Turn every line of the rows below into a Markdown table with two columns, "Row number" and "Row text". Skip blank lines, and leave the pictures out.

_____

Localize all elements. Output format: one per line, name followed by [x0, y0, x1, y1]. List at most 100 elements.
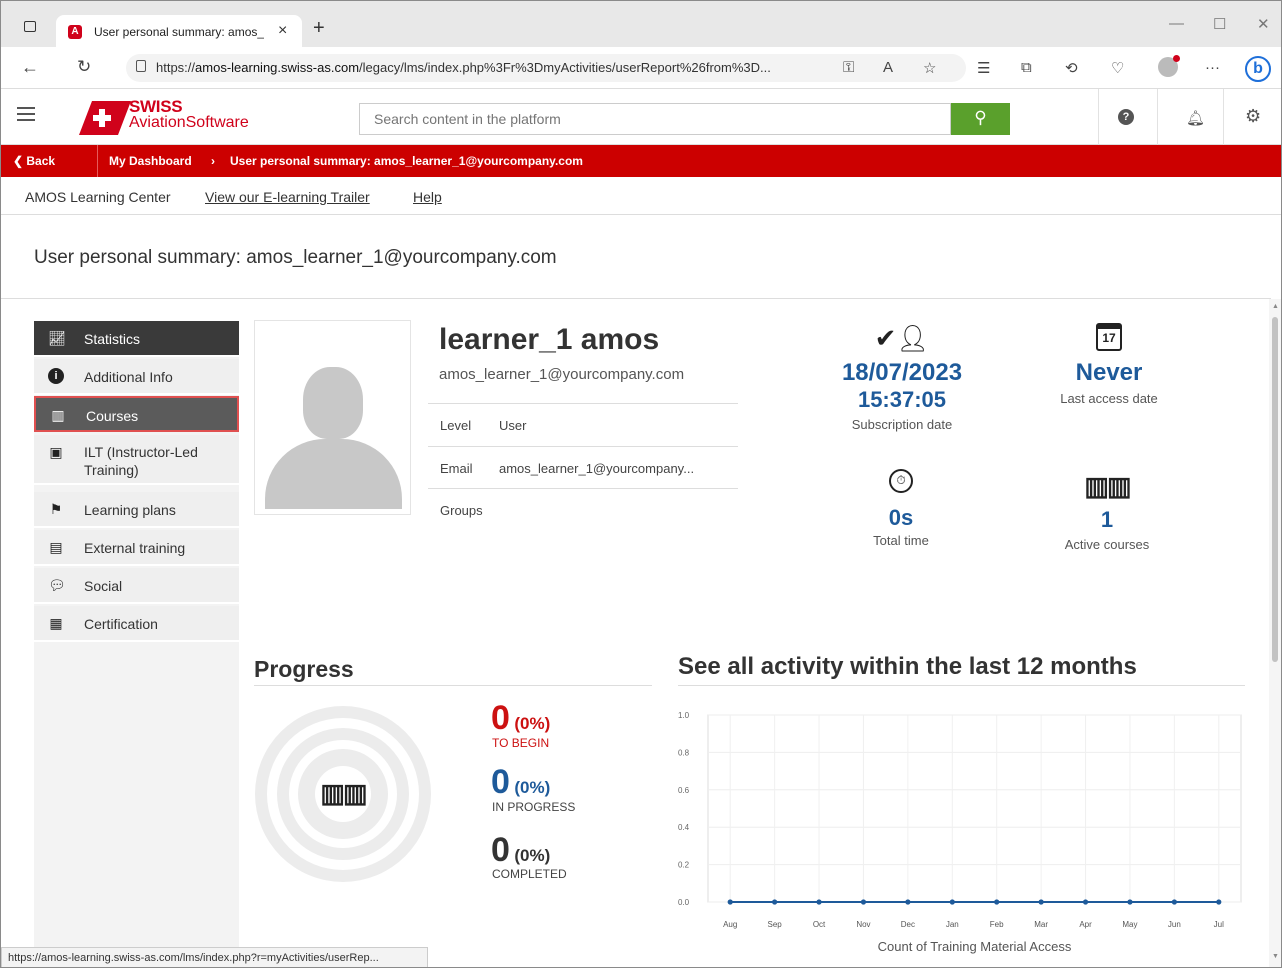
data-point [816, 899, 822, 905]
email-label: Email [440, 461, 473, 476]
scroll-down-icon[interactable]: ▼ [1272, 953, 1279, 960]
learning-center-link[interactable]: AMOS Learning Center [25, 189, 171, 205]
y-tick-label: 1.0 [678, 711, 690, 720]
more-menu-icon[interactable]: ··· [1205, 59, 1220, 76]
y-tick-label: 0.6 [678, 786, 690, 795]
breadcrumb-dashboard[interactable]: My Dashboard [109, 154, 192, 168]
subscription-time: 15:37:05 [857, 387, 947, 412]
browser-tab[interactable]: A User personal summary: amos_le × [56, 15, 302, 48]
maximize-icon[interactable]: ☐ [1213, 15, 1226, 33]
profile-avatar-icon[interactable] [1158, 55, 1180, 77]
y-tick-label: 0.4 [678, 823, 690, 832]
elearning-trailer-link[interactable]: View our E-learning Trailer [205, 189, 370, 205]
in-progress-number: 0 [491, 763, 510, 801]
lock-icon [136, 60, 146, 72]
in-progress-count: 0 (0%) [491, 763, 550, 802]
minimize-icon[interactable]: — [1169, 15, 1184, 32]
page-scrollbar[interactable]: ▲ ▼ [1269, 299, 1281, 967]
scrollbar-thumb[interactable] [1272, 317, 1278, 662]
last-access-stat: 17 Never Last access date [1041, 323, 1177, 406]
level-value: User [499, 418, 527, 433]
breadcrumb: ❮ Back My Dashboard › User personal summ… [1, 145, 1281, 177]
avatar-body [265, 439, 402, 509]
back-link[interactable]: ❮ Back [13, 154, 55, 168]
data-point [994, 899, 1000, 905]
x-tick-label: Oct [813, 920, 826, 929]
favorites-list-icon[interactable]: ☰ [977, 59, 990, 77]
data-point [1216, 899, 1222, 905]
active-courses-caption: Active courses [1064, 537, 1150, 552]
back-arrow-icon[interactable]: ← [21, 57, 39, 78]
x-tick-label: Dec [901, 920, 915, 929]
progress-title: Progress [254, 656, 354, 682]
chart-plot-area [707, 714, 1242, 903]
sidebar-item-statistics[interactable]: 📈︎ Statistics [34, 321, 239, 357]
data-point [860, 899, 867, 905]
refresh-icon[interactable]: ↻ [77, 57, 91, 77]
hamburger-menu-icon[interactable] [17, 107, 35, 121]
x-tick-label: Sep [768, 920, 783, 929]
data-point [905, 899, 911, 905]
title-divider [1, 298, 1271, 299]
help-link[interactable]: Help [413, 189, 442, 205]
status-bar-url: https://amos-learning.swiss-as.com/lms/i… [1, 947, 428, 967]
read-aloud-icon[interactable]: A [883, 59, 893, 76]
bing-icon[interactable]: b [1245, 56, 1271, 82]
x-tick-label: Mar [1034, 920, 1048, 929]
sidebar-item-ilt[interactable]: ▣ ILT (Instructor-Led Training) [34, 435, 239, 485]
x-tick-label: May [1122, 920, 1137, 929]
tab-actions-icon[interactable] [24, 21, 36, 32]
x-tick-label: Aug [723, 920, 737, 929]
user-email: amos_learner_1@yourcompany.com [439, 366, 685, 383]
last-access-value: Never [1075, 359, 1143, 386]
sidebar-item-learning-plans[interactable]: ⚑ Learning plans [34, 492, 239, 528]
sidebar-item-additional-info[interactable]: i Additional Info [34, 359, 239, 395]
sidebar: 📈︎ Statistics i Additional Info ▥ Course… [34, 321, 239, 967]
sidebar-item-certification[interactable]: ▦ Certification [34, 606, 239, 642]
search-box [359, 103, 951, 135]
bell-icon[interactable]: 🔔︎ [1186, 109, 1205, 127]
history-icon[interactable]: ⟲ [1065, 59, 1078, 77]
scroll-up-icon[interactable]: ▲ [1272, 303, 1279, 310]
favorite-star-icon[interactable]: ☆ [923, 59, 936, 77]
close-window-icon[interactable]: ✕ [1257, 15, 1270, 33]
extensions-icon[interactable]: ♡ [1111, 59, 1124, 77]
browser-window: A User personal summary: amos_le × + — ☐… [0, 0, 1282, 968]
key-icon[interactable]: ⚿ [843, 59, 854, 76]
sidebar-item-external-training[interactable]: ▤ External training [34, 530, 239, 566]
sidebar-item-courses[interactable]: ▥ Courses [34, 396, 239, 432]
completed-count: 0 (0%) [491, 831, 550, 870]
info-row-level: Level User [428, 403, 738, 446]
search-button[interactable]: ⚲ [951, 103, 1010, 135]
subscription-caption: Subscription date [851, 417, 953, 432]
header-divider [1157, 89, 1158, 145]
search-input[interactable] [360, 104, 950, 134]
swiss-aviation-logo[interactable]: SWISS AviationSoftware [79, 97, 259, 137]
activity-chart: 0.0 0.2 0.4 0.6 0.8 1.0 Aug Sep Oct Nov Dec Jan Feb M… [678, 711, 1242, 954]
collections-icon[interactable]: ⧉ [1021, 59, 1032, 76]
sidebar-item-label: Social [84, 578, 123, 594]
activity-divider [678, 685, 1245, 686]
close-tab-icon[interactable]: × [278, 22, 287, 40]
level-label: Level [440, 418, 472, 433]
to-begin-label: TO BEGIN [492, 736, 550, 750]
active-courses-stat: ▥▥ 1 Active courses [1051, 471, 1163, 552]
address-bar[interactable]: https://amos-learning.swiss-as.com/legac… [126, 54, 966, 82]
data-point [772, 899, 778, 905]
in-progress-label: IN PROGRESS [492, 800, 576, 814]
sidebar-item-social[interactable]: 💬︎ Social [34, 568, 239, 604]
x-tick-label: Jul [1214, 920, 1224, 929]
last-access-caption: Last access date [1060, 391, 1158, 406]
address-row: ← ↻ https://amos-learning.swiss-as.com/l… [1, 47, 1281, 89]
gear-icon[interactable]: ⚙ [1245, 106, 1261, 127]
tab-bar: A User personal summary: amos_le × + — ☐… [1, 1, 1281, 48]
x-tick-label: Nov [856, 920, 870, 929]
total-time-caption: Total time [873, 533, 929, 548]
new-tab-icon[interactable]: + [313, 17, 325, 40]
help-icon[interactable]: ? [1118, 109, 1134, 125]
logo-line2: AviationSoftware [129, 114, 249, 131]
completed-percent: (0%) [514, 846, 551, 865]
y-tick-label: 0.0 [678, 898, 690, 907]
breadcrumb-current: User personal summary: amos_learner_1@yo… [230, 154, 583, 168]
chevron-right-icon: › [211, 154, 215, 168]
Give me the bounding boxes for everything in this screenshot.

_____

SOLUTION:
| Row number | Row text |
|---|---|
| 1 | Localize all elements. Output format: one per line, name followed by [x0, y0, x1, y1]. List at most 100 elements. |
| 2 | data-point [816, 899, 822, 905] |
| 3 | email-label: Email [440, 461, 473, 476] |
| 4 | scroll-down-icon[interactable]: ▼ [1272, 953, 1279, 960] |
| 5 | learning-center-link[interactable]: AMOS Learning Center [25, 189, 171, 205] |
| 6 | y-tick-label: 1.0 [678, 711, 690, 720] |
| 7 | more-menu-icon[interactable]: ··· [1205, 59, 1220, 76] |
| 8 | y-tick-label: 0.6 [678, 786, 690, 795] |
| 9 | breadcrumb-dashboard[interactable]: My Dashboard [109, 154, 192, 168] |
| 10 | subscription-time: 15:37:05 [857, 387, 947, 412] |
| 11 | browser-tab[interactable]: A User personal summary: amos_le × [56, 15, 302, 48] |
| 12 | maximize-icon[interactable]: ☐ [1213, 15, 1226, 33] |
| 13 | profile-avatar-icon[interactable] [1158, 55, 1180, 77] |
| 14 | y-tick-label: 0.4 [678, 823, 690, 832] |
| 15 | elearning-trailer-link[interactable]: View our E-learning Trailer [205, 189, 370, 205] |
| 16 | in-progress-number: 0 [491, 763, 510, 801] |
| 17 | lock-icon [136, 60, 146, 72] |
| 18 | in-progress-count: 0 (0%) [491, 763, 550, 802] |
| 19 | minimize-icon[interactable]: — [1169, 15, 1184, 32] |
| 20 | page-scrollbar[interactable]: ▲ ▼ [1269, 299, 1281, 967] |
| 21 | scrollbar-thumb[interactable] [1272, 317, 1278, 662] |
| 22 | last-access-stat: 17 Never Last access date [1041, 323, 1177, 406] |
| 23 | level-value: User [499, 418, 527, 433] |
| 24 | breadcrumb: ❮ Back My Dashboard › User personal summ… [1, 145, 1281, 177] |
| 25 | avatar-body [265, 439, 402, 509] |
| 26 | back-link[interactable]: ❮ Back [13, 154, 55, 168] |
| 27 | data-point [994, 899, 1000, 905] |
| 28 | x-tick-label: Oct [813, 920, 826, 929] |
| 29 | favorites-list-icon[interactable]: ☰ [977, 59, 990, 77] |
| 30 | data-point [1216, 899, 1222, 905] |
| 31 | active-courses-caption: Active courses [1064, 537, 1150, 552] |
| 32 | back-arrow-icon[interactable]: ← [21, 57, 39, 78] |
| 33 | x-tick-label: Dec [901, 920, 915, 929] |
| 34 | progress-title: Progress [254, 656, 354, 682] |
| 35 | chart-plot-area [707, 714, 1242, 903] |
| 36 | sidebar-item-statistics[interactable]: 📈︎ Statistics [34, 321, 239, 357] |
| 37 | data-point [860, 899, 867, 905] |
| 38 | refresh-icon[interactable]: ↻ [77, 57, 91, 77] |
| 39 | hamburger-menu-icon[interactable] [17, 107, 35, 121] |
| 40 | x-tick-label: Sep [768, 920, 783, 929] |
| 41 | data-point [905, 899, 911, 905] |
| 42 | title-divider [1, 298, 1271, 299] |
| 43 | help-link[interactable]: Help [413, 189, 442, 205] |
| 44 | status-bar-url: https://amos-learning.swiss-as.com/lms/i… [1, 947, 428, 967] |
| 45 | read-aloud-icon[interactable]: A [883, 59, 893, 76] |
| 46 | bing-icon[interactable]: b [1245, 56, 1271, 82] |
| 47 | x-tick-label: Mar [1034, 920, 1048, 929] |
| 48 | sidebar-item-ilt[interactable]: ▣ ILT (Instructor-Led Training) [34, 435, 239, 485] |
| 49 | x-tick-label: May [1122, 920, 1137, 929] |
| 50 | tab-actions-icon[interactable] [24, 21, 36, 32] |
| 51 | x-tick-label: Aug [723, 920, 737, 929] |
| 52 | user-email: amos_learner_1@yourcompany.com [439, 366, 685, 383] |
| 53 | last-access-value: Never [1075, 359, 1143, 386] |
| 54 | sidebar-item-learning-plans[interactable]: ⚑ Learning plans [34, 492, 239, 528] |
| 55 | sidebar-item-additional-info[interactable]: i Additional Info [34, 359, 239, 395] |
| 56 | sidebar: 📈︎ Statistics i Additional Info ▥ Course… [34, 321, 239, 967] |
| 57 | sidebar-item-certification[interactable]: ▦ Certification [34, 606, 239, 642] |
| 58 | search-box [359, 103, 951, 135] |
| 59 | bell-icon[interactable]: 🔔︎ [1186, 109, 1205, 127] |
| 60 | history-icon[interactable]: ⟲ [1065, 59, 1078, 77] |
| 61 | scroll-up-icon[interactable]: ▲ [1272, 303, 1279, 310] |
| 62 | favorite-star-icon[interactable]: ☆ [923, 59, 936, 77] |
| 63 | close-window-icon[interactable]: ✕ [1257, 15, 1270, 33] |
| 64 | extensions-icon[interactable]: ♡ [1111, 59, 1124, 77] |
| 65 | browser-window: A User personal summary: amos_le × + — ☐… [0, 0, 1282, 968] |
| 66 | key-icon[interactable]: ⚿ [843, 59, 854, 76] |
| 67 | sidebar-item-external-training[interactable]: ▤ External training [34, 530, 239, 566] |
| 68 | sidebar-item-courses[interactable]: ▥ Courses [34, 396, 239, 432] |
| 69 | completed-count: 0 (0%) [491, 831, 550, 870] |
| 70 | info-row-level: Level User [428, 403, 738, 446] |
| 71 | search-button[interactable]: ⚲ [951, 103, 1010, 135] |
| 72 | subscription-caption: Subscription date [851, 417, 953, 432] |
| 73 | header-divider [1157, 89, 1158, 145] |
| 74 | search-input[interactable] [360, 104, 950, 134] |
| 75 | swiss-aviation-logo[interactable]: SWISS AviationSoftware [79, 97, 259, 137] |
| 76 | activity-chart: 0.0 0.2 0.4 0.6 0.8 1.0 Aug Sep Oct Nov Dec Jan Feb M… [678, 711, 1242, 954] |
| 77 | collections-icon[interactable]: ⧉ [1021, 59, 1032, 76] |
| 78 | sidebar-item-label: Social [84, 578, 123, 594] |
| 79 | activity-divider [678, 685, 1245, 686] |
| 80 | close-tab-icon[interactable]: × [278, 22, 287, 40] |
| 81 | level-label: Level [440, 418, 472, 433] |
| 82 | to-begin-label: TO BEGIN [492, 736, 550, 750] |
| 83 | active-courses-stat: ▥▥ 1 Active courses [1051, 471, 1163, 552] |
| 84 | address-bar[interactable]: https://amos-learning.swiss-as.com/legac… [126, 54, 966, 82] |
| 85 | data-point [772, 899, 778, 905] |
| 86 | in-progress-label: IN PROGRESS [492, 800, 576, 814] |
| 87 | sidebar-item-social[interactable]: 💬︎ Social [34, 568, 239, 604] |
| 88 | x-tick-label: Jul [1214, 920, 1224, 929] |
| 89 | last-access-caption: Last access date [1060, 391, 1158, 406] |
| 90 | address-row: ← ↻ https://amos-learning.swiss-as.com/l… [1, 47, 1281, 89] |
| 91 | gear-icon[interactable]: ⚙ [1245, 106, 1261, 127] |
| 92 | tab-bar: A User personal summary: amos_le × + — ☐… [1, 1, 1281, 48] |
| 93 | x-tick-label: Nov [856, 920, 870, 929] |
| 94 | total-time-caption: Total time [873, 533, 929, 548] |
| 95 | new-tab-icon[interactable]: + [313, 17, 325, 40] |
| 96 | help-icon[interactable]: ? [1118, 109, 1134, 125] |
| 97 | logo-line2: AviationSoftware [129, 114, 249, 131] |
| 98 | completed-percent: (0%) [514, 846, 551, 865] |
| 99 | y-tick-label: 0.0 [678, 898, 690, 907] |
| 100 | breadcrumb-current: User personal summary: amos_learner_1@yo… [230, 154, 583, 168] |
| 101 | chevron-right-icon: › [211, 154, 215, 168] |
| 102 | Give me the bounding boxes for everything in this screenshot. |